BEGIN ROWS

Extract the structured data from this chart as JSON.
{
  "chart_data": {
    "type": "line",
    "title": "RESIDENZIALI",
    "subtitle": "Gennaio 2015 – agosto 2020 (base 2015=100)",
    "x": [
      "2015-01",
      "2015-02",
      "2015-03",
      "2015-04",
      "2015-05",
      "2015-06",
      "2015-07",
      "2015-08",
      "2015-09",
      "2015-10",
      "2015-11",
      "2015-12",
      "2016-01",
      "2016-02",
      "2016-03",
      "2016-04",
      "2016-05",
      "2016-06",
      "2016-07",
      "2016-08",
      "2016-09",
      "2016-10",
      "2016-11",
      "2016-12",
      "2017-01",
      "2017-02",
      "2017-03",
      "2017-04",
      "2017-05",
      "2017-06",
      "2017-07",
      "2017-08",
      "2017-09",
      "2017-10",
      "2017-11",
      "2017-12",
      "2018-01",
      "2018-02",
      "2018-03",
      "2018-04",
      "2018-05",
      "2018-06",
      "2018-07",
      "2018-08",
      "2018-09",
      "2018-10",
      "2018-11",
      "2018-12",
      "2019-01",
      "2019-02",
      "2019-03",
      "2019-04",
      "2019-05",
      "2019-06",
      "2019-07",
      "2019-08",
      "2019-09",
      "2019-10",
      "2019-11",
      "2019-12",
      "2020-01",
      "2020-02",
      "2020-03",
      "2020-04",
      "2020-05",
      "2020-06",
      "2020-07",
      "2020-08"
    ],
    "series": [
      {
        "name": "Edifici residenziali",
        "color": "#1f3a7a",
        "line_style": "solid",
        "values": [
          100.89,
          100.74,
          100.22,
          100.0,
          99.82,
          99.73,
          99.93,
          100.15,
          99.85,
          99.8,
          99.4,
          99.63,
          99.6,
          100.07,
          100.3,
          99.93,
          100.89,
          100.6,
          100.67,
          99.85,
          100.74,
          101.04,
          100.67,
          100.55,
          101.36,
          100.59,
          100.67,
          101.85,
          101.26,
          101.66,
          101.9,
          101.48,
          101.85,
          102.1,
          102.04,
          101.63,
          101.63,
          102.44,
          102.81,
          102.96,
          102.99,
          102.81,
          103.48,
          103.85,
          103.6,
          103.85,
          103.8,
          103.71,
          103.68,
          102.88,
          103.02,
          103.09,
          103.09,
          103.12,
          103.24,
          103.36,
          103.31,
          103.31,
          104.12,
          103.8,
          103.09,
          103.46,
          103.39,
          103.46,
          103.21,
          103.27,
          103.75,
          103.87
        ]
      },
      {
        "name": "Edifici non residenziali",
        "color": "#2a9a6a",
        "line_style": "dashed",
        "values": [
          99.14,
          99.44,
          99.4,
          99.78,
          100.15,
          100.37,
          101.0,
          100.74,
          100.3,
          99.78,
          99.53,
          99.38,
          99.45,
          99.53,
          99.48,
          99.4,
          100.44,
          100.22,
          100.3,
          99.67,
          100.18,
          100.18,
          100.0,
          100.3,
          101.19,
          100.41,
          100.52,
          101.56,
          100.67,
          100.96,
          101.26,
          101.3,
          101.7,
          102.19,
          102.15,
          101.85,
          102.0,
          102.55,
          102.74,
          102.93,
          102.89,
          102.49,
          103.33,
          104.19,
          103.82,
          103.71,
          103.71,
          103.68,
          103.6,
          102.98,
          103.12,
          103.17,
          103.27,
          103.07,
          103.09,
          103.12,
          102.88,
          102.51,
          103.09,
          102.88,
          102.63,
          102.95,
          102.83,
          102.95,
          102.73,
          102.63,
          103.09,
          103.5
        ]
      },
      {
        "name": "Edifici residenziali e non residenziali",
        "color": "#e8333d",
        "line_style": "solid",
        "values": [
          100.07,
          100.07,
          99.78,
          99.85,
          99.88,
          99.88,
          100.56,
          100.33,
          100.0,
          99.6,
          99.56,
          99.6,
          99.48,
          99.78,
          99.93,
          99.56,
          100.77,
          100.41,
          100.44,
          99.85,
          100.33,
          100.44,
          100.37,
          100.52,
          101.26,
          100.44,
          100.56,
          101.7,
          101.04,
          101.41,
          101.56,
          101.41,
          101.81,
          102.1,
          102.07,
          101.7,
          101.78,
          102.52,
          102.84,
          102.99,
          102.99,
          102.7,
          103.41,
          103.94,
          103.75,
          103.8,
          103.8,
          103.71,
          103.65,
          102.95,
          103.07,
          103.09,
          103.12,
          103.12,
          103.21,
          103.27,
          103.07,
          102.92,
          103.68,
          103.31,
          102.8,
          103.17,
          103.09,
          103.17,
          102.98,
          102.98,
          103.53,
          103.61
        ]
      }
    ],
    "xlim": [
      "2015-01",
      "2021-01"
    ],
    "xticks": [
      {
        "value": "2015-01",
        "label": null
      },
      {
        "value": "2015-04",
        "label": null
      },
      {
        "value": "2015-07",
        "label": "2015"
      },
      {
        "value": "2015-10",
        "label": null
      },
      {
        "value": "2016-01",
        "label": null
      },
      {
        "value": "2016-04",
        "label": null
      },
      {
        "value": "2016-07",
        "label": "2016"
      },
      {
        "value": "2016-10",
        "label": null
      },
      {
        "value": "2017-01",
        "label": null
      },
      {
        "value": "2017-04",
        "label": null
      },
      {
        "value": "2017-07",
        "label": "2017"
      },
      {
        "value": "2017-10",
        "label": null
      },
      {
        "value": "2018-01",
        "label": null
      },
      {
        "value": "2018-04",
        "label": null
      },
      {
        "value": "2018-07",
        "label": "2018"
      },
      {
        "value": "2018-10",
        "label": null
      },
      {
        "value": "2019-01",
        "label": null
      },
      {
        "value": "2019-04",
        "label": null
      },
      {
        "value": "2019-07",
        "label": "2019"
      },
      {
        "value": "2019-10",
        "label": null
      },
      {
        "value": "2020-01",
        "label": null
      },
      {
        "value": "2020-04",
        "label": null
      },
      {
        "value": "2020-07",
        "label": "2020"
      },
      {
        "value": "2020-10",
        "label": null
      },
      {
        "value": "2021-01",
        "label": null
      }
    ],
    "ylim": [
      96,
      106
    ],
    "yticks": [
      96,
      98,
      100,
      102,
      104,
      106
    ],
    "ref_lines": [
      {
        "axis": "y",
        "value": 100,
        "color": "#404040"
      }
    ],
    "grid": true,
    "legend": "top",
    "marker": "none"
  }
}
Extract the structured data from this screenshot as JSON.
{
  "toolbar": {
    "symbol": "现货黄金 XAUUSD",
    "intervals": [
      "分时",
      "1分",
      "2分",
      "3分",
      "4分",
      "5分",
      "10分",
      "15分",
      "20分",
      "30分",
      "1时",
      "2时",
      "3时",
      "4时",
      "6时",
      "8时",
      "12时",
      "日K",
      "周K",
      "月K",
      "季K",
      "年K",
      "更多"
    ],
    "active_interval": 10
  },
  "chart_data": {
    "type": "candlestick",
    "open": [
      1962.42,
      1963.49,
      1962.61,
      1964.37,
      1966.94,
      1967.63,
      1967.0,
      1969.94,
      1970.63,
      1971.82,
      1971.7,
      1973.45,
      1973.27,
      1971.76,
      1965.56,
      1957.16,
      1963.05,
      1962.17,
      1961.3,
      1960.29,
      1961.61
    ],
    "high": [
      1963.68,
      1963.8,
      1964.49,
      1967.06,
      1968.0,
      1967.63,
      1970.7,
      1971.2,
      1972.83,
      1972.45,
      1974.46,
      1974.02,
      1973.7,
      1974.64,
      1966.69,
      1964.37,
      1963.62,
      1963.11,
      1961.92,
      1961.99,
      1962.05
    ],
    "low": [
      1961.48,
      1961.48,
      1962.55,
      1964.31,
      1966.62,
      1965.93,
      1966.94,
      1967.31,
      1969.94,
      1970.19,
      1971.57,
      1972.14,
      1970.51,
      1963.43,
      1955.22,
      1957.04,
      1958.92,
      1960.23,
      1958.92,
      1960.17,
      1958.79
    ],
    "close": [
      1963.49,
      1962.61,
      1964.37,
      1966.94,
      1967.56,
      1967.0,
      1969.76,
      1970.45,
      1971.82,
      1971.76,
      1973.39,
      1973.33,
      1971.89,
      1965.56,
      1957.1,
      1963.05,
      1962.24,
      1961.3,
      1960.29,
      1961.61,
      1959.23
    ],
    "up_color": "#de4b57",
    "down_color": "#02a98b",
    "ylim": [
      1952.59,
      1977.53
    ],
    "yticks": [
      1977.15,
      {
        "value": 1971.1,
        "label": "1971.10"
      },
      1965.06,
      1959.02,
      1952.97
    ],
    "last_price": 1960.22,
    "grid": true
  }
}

END ROWS

WHAT YOU ARE ASKED TO DO: Find and count the lines of the data that include the string "JSON", and report that figure by itself.

RESULT FOR THIS TASK: 2